Written exercise
Find every line in the records below that holds the word "quartile", and copy each one.

(Items from a dataset)
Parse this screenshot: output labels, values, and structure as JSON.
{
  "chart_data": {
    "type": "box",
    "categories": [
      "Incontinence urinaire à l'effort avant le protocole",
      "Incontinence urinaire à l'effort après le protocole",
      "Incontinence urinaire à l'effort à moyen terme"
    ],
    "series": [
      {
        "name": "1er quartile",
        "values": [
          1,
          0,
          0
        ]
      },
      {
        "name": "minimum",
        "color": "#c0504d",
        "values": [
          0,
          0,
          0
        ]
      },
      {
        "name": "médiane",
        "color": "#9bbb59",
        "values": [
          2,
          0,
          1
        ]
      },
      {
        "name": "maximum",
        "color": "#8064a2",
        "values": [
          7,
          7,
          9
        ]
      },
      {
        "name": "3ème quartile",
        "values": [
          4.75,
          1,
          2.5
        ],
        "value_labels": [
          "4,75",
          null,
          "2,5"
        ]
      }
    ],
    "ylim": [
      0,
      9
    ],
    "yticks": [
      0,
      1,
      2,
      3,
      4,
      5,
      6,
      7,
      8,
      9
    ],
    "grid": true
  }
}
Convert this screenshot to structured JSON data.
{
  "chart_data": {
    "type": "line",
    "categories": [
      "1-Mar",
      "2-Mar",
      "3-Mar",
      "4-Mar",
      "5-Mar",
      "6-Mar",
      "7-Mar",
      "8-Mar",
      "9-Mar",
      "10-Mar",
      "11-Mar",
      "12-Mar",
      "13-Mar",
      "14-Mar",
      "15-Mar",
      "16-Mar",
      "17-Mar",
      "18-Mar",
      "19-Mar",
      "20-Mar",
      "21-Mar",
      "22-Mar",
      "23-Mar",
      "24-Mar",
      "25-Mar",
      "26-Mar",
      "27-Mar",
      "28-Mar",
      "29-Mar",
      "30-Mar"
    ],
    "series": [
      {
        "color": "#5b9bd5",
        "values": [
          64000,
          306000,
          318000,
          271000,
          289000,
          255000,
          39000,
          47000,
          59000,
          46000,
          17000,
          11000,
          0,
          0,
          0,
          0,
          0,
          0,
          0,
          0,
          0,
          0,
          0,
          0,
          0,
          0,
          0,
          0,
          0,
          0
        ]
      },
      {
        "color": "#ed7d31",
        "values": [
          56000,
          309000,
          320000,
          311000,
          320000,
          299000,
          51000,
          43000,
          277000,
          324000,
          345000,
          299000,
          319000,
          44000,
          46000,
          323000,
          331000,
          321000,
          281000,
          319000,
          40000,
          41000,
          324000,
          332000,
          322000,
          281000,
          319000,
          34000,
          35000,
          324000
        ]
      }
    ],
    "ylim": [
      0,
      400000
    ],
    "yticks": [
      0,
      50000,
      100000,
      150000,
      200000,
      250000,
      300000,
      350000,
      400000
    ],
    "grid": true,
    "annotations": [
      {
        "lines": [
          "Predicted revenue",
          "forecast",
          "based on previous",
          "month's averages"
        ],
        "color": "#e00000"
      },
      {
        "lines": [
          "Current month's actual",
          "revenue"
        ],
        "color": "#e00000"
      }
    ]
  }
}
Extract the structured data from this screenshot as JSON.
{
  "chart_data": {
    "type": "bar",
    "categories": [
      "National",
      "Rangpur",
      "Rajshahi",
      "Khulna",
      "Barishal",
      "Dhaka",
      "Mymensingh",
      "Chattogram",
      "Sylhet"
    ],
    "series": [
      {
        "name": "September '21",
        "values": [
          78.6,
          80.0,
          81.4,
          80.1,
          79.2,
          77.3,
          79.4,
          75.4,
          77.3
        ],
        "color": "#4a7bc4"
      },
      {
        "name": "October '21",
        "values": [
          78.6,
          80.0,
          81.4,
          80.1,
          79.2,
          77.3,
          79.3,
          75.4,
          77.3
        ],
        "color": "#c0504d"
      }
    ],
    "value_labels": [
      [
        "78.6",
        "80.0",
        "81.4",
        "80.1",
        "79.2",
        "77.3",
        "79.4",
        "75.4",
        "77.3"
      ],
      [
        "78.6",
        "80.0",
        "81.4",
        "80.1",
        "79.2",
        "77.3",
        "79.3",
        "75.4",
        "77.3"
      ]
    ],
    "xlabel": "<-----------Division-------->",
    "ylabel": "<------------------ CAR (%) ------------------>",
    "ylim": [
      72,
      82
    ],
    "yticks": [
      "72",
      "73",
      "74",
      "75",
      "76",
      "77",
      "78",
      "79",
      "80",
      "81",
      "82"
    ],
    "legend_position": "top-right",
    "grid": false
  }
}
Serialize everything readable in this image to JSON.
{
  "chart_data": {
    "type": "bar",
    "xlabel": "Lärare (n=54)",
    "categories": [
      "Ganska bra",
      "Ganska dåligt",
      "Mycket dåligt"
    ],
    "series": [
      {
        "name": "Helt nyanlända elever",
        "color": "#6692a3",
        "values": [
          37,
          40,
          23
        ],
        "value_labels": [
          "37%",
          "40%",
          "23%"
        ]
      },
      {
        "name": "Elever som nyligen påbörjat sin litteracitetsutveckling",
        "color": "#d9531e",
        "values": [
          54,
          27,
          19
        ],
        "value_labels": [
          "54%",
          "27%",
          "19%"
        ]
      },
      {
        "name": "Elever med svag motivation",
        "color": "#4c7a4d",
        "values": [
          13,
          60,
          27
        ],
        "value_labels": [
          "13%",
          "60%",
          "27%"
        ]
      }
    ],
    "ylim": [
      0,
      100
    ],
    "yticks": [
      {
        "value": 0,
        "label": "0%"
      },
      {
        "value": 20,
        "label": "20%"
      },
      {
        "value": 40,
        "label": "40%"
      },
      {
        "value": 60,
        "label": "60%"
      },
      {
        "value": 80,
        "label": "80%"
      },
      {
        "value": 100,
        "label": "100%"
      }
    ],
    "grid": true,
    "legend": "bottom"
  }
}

Exercise result
        "name": "1er quartile",
        "name": "3ème quartile",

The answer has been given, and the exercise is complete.